**AIM:** Copy out every record precisely.

[ENTRIES PROVIDED start]

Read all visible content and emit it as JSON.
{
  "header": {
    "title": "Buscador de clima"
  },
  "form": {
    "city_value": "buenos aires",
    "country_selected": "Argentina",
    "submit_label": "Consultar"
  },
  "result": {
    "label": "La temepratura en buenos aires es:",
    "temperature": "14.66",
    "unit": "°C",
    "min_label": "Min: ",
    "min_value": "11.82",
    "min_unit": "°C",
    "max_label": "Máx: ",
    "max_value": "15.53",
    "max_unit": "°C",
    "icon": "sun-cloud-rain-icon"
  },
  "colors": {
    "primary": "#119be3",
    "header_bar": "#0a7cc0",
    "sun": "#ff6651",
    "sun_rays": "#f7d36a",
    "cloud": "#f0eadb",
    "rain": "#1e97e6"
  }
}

[ENTRIES PROVIDED end]

**RESPONSE TO THIS EXERCISE:**
Read all visible content and emit it as JSON.
{
  "header": {
    "title": "Buscador de clima"
  },
  "form": {
    "city_value": "buenos aires",
    "country_selected": "Argentina",
    "submit_label": "Consultar"
  },
  "result": {
    "label": "La temepratura en buenos aires es:",
    "temperature": "14.66",
    "unit": "°C",
    "min_label": "Min: ",
    "min_value": "11.82",
    "min_unit": "°C",
    "max_label": "Máx: ",
    "max_value": "15.53",
    "max_unit": "°C",
    "icon": "sun-cloud-rain-icon"
  },
  "colors": {
    "primary": "#119be3",
    "header_bar": "#0a7cc0",
    "sun": "#ff6651",
    "sun_rays": "#f7d36a",
    "cloud": "#f0eadb",
    "rain": "#1e97e6"
  }
}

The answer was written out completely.